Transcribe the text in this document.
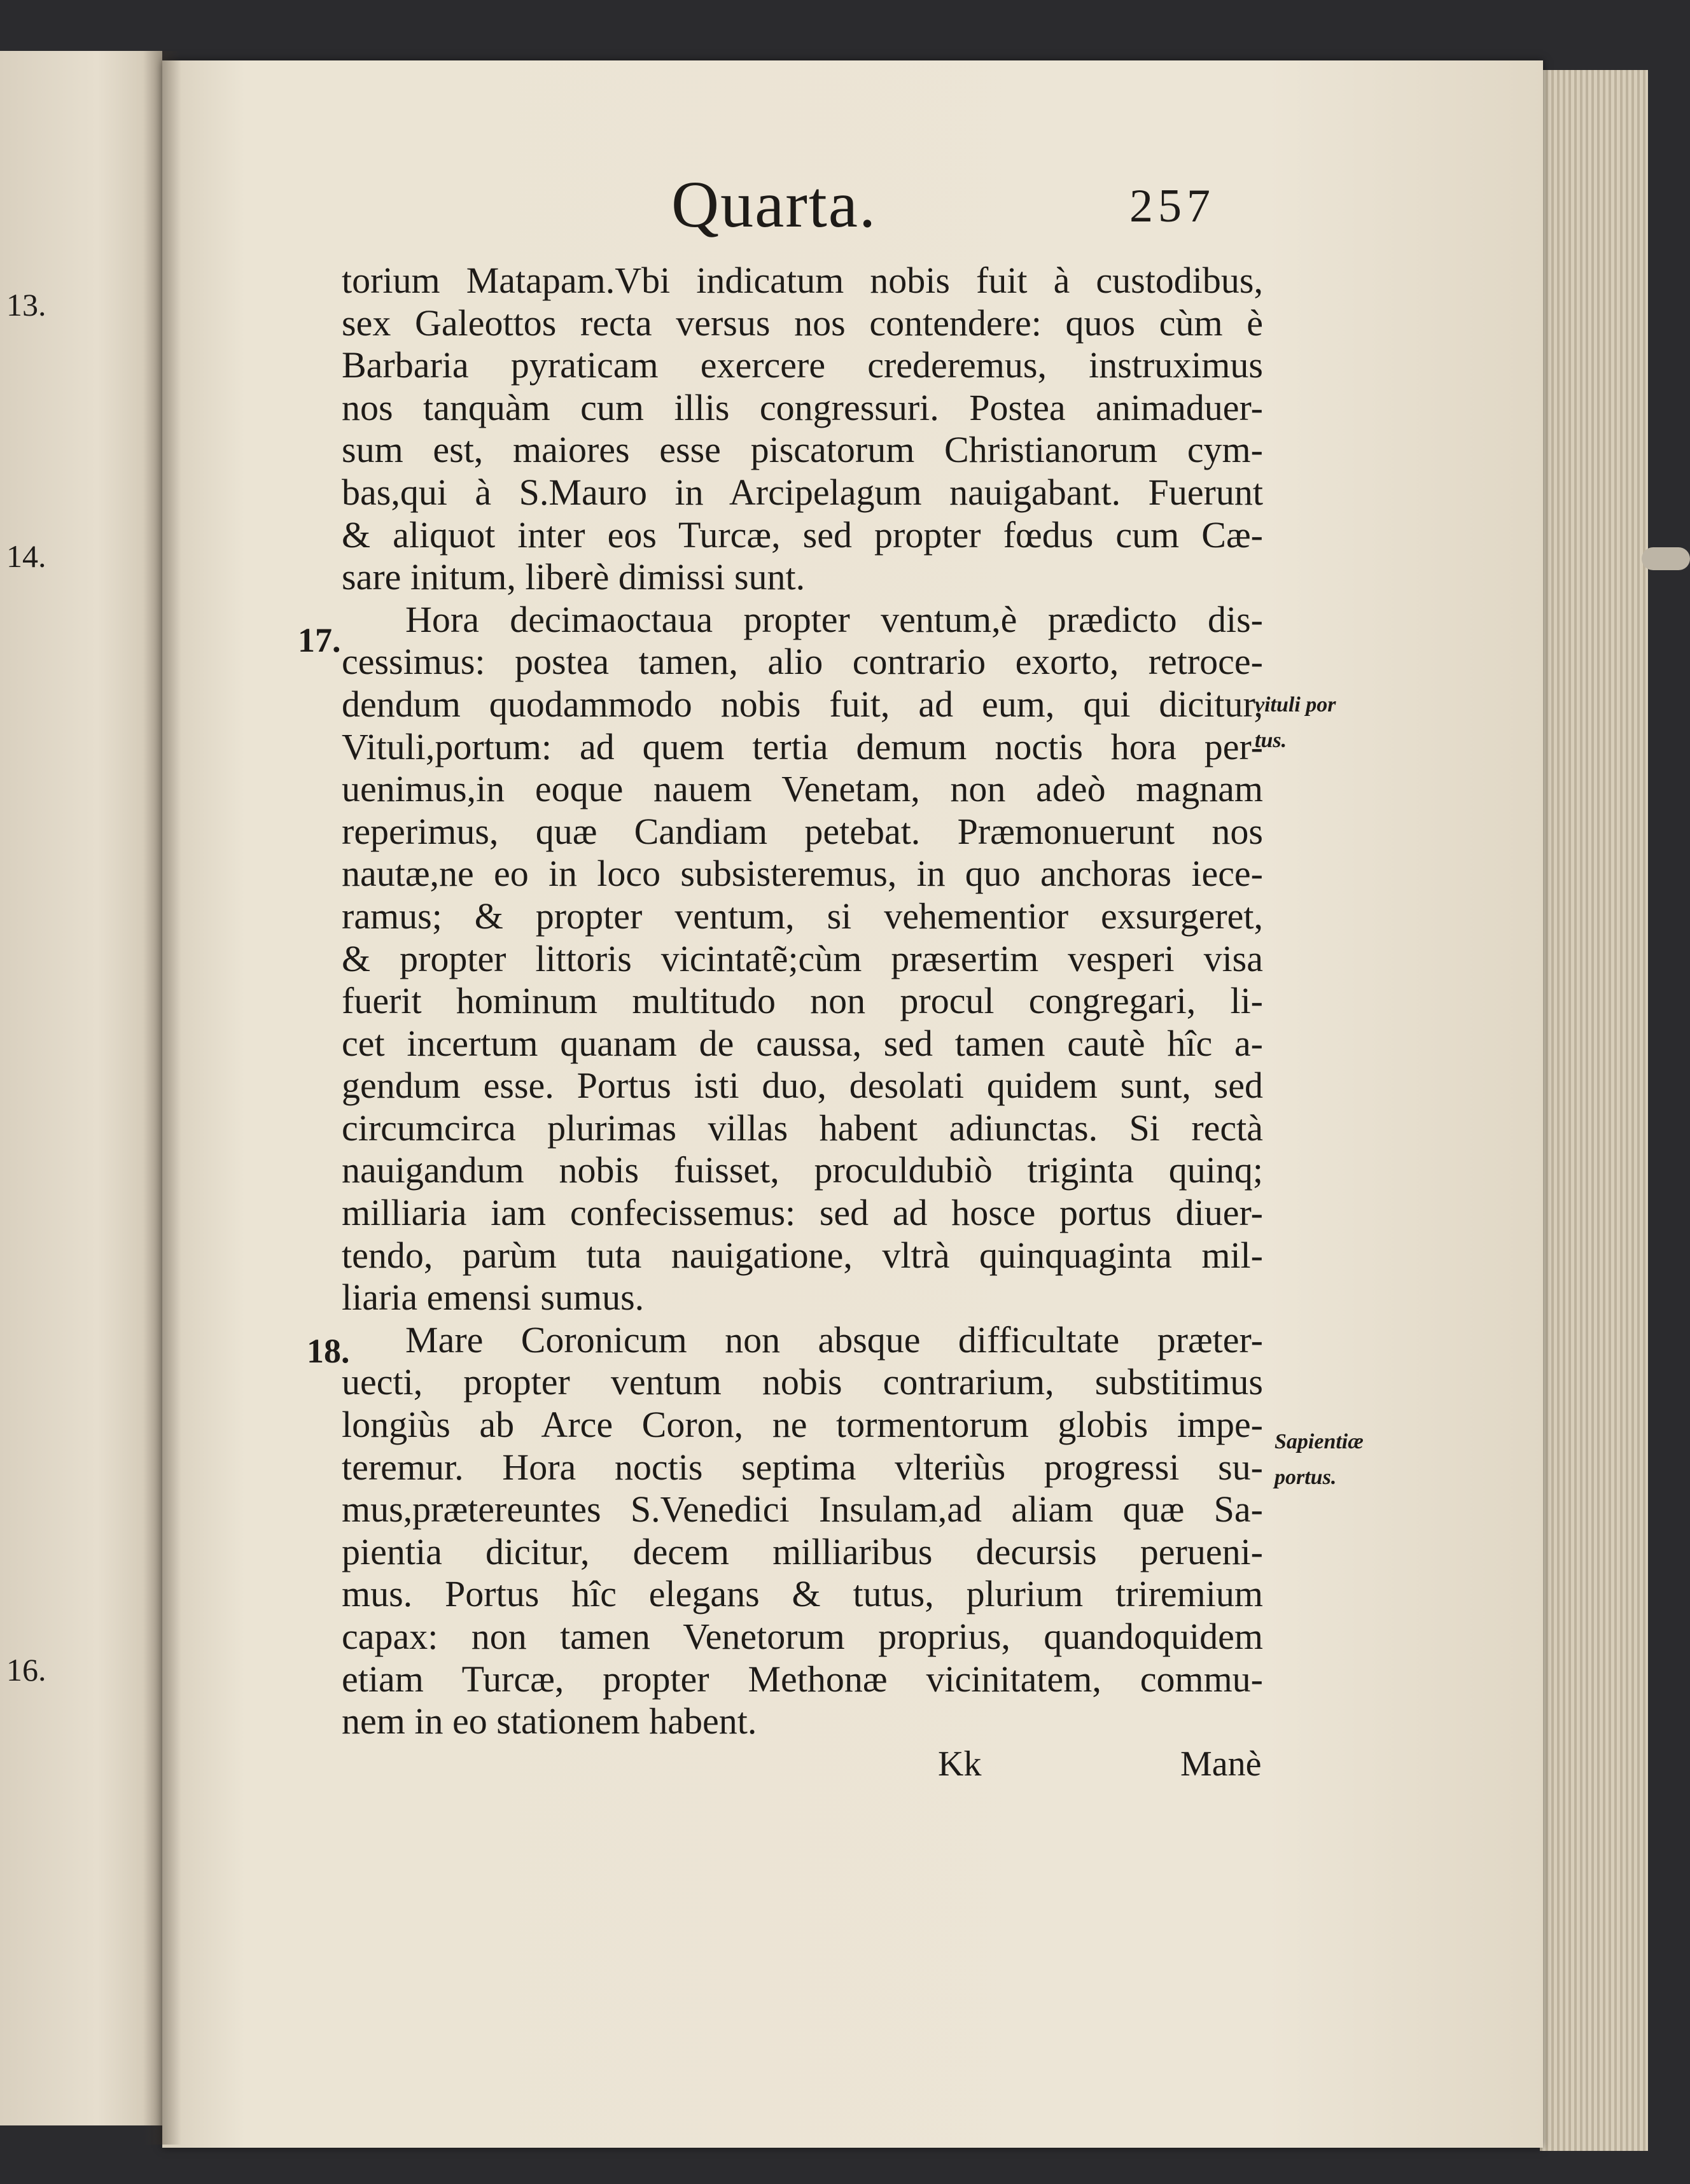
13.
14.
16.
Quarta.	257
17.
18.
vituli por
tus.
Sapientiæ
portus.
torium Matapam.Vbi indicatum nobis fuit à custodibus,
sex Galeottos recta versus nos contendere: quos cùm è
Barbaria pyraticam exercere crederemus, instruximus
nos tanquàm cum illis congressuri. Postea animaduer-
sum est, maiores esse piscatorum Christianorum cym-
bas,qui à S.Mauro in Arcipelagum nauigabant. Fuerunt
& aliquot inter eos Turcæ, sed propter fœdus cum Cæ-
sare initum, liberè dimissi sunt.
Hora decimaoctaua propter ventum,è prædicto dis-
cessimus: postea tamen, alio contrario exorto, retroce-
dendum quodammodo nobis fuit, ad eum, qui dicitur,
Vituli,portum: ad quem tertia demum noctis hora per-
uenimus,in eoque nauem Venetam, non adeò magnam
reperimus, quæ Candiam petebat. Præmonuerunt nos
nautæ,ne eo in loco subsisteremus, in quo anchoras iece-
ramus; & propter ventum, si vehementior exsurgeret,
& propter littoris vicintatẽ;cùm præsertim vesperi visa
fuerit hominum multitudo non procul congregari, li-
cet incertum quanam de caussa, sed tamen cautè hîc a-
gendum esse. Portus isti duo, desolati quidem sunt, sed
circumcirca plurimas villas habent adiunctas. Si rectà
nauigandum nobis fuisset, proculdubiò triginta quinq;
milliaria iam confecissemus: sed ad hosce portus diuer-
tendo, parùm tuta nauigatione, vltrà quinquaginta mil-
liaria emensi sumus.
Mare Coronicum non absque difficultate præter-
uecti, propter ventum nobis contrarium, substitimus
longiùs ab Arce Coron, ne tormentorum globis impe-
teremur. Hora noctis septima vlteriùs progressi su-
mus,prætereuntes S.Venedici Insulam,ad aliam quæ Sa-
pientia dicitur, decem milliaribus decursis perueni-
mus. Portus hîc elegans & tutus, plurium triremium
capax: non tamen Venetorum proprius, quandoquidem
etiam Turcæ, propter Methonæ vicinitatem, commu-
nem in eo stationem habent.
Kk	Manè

——

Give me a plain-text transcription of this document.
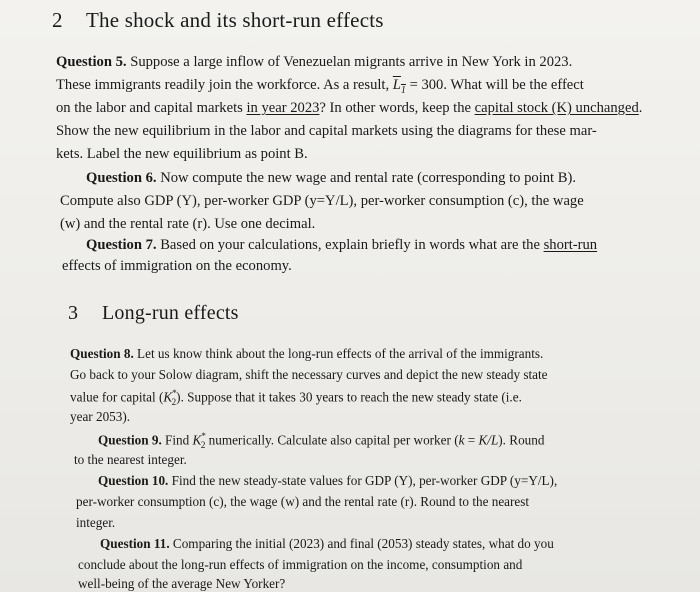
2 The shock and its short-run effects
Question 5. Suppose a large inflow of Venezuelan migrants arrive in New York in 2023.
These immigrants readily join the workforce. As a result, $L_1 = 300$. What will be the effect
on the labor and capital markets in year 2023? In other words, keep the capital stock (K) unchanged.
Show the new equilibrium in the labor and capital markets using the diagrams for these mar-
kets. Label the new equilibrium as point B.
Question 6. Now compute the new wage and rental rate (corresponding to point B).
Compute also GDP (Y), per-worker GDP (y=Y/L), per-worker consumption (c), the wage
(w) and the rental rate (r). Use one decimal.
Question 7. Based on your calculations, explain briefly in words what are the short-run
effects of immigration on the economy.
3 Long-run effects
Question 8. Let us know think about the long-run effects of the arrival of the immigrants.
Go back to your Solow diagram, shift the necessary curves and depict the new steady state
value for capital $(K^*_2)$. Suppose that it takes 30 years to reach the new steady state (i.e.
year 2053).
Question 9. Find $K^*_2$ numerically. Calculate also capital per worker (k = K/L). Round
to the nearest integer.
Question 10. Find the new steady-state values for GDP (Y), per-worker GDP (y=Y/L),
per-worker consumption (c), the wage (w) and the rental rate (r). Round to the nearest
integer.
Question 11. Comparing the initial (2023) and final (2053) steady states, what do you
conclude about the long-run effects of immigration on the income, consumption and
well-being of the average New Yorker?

——

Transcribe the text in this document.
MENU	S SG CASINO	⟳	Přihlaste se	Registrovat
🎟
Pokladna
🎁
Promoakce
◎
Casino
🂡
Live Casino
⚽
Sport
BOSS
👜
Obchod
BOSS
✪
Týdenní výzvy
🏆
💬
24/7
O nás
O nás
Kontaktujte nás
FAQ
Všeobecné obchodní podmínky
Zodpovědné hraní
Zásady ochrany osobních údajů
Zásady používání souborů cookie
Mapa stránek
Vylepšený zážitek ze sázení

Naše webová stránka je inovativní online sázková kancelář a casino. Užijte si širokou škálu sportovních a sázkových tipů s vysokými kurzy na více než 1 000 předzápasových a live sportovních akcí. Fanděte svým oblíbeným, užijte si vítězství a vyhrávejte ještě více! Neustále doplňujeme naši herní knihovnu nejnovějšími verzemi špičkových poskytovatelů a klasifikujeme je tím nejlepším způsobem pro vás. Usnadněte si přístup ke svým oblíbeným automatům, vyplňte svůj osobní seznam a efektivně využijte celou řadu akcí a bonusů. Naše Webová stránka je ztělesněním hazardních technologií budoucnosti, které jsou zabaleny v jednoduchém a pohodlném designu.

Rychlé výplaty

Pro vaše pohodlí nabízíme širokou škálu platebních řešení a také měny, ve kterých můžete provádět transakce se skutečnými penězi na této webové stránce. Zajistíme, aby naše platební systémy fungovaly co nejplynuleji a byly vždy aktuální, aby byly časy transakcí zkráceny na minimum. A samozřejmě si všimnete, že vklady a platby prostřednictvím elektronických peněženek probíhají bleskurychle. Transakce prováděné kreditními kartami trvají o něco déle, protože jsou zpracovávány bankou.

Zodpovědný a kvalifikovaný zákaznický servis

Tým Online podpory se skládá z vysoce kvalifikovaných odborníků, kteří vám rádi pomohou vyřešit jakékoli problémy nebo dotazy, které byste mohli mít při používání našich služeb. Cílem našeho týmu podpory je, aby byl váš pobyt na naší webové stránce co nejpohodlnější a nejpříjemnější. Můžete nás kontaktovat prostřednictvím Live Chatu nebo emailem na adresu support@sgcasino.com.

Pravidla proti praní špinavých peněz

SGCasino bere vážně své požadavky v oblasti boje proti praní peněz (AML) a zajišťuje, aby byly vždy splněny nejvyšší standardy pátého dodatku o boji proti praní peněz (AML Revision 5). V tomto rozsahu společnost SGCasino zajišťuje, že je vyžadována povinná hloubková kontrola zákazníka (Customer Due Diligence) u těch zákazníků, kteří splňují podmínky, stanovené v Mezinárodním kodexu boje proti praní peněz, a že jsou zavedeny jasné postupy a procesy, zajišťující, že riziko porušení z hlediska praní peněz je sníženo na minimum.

——

Count how many lines above contain the word "immigration". Reply with the number alone.

2